Gather the lines from the material that contain "this".

Raw data ▸
-- Begin --
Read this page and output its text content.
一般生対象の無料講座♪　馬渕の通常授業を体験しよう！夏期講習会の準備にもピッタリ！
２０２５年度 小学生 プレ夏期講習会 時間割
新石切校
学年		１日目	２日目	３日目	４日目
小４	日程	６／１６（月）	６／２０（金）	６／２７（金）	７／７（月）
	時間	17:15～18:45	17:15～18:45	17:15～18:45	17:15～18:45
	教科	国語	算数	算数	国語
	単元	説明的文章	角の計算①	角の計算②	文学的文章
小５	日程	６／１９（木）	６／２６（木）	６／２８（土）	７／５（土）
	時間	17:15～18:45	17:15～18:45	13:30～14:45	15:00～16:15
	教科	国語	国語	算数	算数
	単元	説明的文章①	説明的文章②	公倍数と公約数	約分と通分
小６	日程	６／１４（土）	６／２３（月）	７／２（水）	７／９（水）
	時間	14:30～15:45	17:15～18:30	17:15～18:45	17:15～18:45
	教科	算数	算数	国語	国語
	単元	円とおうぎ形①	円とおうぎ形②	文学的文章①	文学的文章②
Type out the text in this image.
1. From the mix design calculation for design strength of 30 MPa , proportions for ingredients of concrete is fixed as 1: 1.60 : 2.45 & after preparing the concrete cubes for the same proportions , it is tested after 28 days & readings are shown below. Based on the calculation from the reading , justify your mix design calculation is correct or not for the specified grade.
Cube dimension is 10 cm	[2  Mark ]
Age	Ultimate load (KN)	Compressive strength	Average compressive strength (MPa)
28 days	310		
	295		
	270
-- End --
Exercise solution ▸
Read this page and output its text content.
Type out the text in this image.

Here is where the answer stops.